## Aim
Every line below that contains "和浪涌保护" is to be copied.

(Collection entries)
>>>>>

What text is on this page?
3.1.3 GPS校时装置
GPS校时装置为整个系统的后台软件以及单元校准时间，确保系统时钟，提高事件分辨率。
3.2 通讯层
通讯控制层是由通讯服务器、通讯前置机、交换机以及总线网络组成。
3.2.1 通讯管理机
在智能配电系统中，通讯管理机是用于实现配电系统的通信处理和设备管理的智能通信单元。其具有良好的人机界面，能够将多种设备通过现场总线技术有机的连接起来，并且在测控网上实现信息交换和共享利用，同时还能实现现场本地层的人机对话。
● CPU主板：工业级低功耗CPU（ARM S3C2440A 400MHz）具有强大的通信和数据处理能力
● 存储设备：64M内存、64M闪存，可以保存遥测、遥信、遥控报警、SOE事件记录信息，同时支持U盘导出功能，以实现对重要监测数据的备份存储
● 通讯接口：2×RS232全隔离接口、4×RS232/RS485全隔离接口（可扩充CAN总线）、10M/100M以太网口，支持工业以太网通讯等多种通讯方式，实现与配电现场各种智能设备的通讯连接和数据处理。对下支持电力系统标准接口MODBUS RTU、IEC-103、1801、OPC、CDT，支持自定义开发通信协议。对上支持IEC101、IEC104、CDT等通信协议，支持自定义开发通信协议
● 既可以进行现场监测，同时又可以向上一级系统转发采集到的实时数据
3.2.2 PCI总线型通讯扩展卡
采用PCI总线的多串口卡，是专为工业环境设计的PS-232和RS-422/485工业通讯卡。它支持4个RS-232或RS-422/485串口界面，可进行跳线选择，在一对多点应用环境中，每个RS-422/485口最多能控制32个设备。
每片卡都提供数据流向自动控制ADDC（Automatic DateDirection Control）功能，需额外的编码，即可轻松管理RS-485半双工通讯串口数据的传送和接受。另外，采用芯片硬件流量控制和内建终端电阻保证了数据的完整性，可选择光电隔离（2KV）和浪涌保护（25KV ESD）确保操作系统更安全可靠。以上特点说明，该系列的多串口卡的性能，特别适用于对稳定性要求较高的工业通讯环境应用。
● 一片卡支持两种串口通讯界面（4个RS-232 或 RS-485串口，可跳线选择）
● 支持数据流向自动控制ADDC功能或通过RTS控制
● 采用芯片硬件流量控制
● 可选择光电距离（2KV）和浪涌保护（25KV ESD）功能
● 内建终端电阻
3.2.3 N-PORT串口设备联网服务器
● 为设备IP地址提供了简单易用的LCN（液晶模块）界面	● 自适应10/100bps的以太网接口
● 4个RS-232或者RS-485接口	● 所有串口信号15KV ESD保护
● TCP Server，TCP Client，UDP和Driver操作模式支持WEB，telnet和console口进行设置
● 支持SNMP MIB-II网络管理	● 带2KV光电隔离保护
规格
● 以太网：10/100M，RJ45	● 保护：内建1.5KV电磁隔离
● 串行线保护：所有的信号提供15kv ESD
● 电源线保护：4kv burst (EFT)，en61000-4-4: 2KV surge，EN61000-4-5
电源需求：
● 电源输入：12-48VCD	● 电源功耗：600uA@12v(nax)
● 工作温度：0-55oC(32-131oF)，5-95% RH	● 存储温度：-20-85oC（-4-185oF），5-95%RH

<<<<<
>>>>>

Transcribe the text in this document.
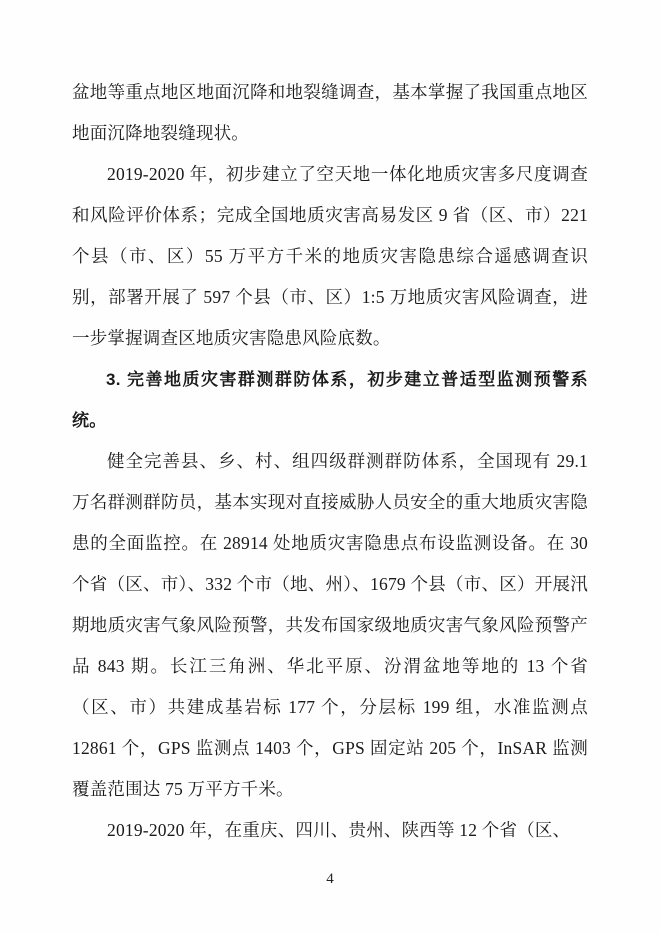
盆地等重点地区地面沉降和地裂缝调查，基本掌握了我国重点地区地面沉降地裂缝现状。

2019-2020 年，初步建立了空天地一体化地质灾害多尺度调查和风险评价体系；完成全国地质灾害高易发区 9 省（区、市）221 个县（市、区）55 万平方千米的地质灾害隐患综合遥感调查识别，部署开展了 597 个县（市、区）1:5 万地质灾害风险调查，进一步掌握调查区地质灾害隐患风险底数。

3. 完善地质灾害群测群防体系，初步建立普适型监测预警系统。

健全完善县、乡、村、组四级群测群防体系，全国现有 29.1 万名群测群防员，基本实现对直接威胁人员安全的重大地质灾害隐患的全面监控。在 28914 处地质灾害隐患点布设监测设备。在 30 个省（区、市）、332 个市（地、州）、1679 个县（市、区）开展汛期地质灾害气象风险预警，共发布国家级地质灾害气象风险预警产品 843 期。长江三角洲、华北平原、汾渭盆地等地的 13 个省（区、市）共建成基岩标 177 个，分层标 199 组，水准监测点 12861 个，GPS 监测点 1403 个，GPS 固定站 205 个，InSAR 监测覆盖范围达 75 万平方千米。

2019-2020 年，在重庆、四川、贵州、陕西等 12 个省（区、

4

<<<<<

## Response
每片卡都提供数据流向自动控制ADDC（Automatic DateDirection Control）功能，需额外的编码，即可轻松管理RS-485半双工通讯串口数据的传送和接受。另外，采用芯片硬件流量控制和内建终端电阻保证了数据的完整性，可选择光电隔离（2KV）和浪涌保护（25KV ESD）确保操作系统更安全可靠。以上特点说明，该系列的多串口卡的性能，特别适用于对稳定性要求较高的工业通讯环境应用。
● 可选择光电距离（2KV）和浪涌保护（25KV ESD）功能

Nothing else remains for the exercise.